**Exercise description**
Count lines with the string "this" in them. State the number alone.

**Extracted data**

______________________________

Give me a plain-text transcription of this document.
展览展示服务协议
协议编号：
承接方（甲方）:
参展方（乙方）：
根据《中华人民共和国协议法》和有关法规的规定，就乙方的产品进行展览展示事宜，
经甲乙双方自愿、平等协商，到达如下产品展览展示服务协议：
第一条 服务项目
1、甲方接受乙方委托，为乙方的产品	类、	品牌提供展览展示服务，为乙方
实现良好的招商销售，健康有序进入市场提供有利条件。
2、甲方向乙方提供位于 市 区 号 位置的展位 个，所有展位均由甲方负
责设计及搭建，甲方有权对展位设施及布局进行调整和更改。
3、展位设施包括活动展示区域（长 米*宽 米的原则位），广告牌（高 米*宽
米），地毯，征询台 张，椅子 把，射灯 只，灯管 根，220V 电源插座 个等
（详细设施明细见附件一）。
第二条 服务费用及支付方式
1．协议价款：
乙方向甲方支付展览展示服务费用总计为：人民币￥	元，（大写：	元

______________________________

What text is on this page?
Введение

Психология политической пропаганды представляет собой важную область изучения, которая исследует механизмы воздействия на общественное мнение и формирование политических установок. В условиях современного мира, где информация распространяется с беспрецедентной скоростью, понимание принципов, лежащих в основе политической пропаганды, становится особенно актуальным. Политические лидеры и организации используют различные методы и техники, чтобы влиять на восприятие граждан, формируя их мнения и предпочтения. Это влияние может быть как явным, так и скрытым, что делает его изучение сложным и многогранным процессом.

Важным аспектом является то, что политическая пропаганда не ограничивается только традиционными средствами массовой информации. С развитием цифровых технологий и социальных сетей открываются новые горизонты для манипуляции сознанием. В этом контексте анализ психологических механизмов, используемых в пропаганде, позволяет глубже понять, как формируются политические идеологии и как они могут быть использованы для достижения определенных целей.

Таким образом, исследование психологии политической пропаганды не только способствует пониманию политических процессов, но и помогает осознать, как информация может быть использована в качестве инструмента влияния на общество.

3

______________________________

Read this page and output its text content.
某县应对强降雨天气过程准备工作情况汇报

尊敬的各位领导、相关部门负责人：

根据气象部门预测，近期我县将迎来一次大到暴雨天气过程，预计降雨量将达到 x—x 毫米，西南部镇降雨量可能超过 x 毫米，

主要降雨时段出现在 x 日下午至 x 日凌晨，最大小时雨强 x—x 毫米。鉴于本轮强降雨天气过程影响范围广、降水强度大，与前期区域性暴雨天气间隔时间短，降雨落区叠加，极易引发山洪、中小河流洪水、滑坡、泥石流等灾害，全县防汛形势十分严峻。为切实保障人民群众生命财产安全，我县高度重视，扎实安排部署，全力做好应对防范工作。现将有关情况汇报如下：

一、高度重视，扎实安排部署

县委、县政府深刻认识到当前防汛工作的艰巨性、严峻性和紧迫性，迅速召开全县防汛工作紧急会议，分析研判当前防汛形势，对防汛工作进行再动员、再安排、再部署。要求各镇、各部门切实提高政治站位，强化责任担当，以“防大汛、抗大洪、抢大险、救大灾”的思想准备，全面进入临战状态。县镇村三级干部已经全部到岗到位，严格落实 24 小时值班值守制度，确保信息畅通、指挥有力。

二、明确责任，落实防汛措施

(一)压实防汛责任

______________________________

**Worked solution**
3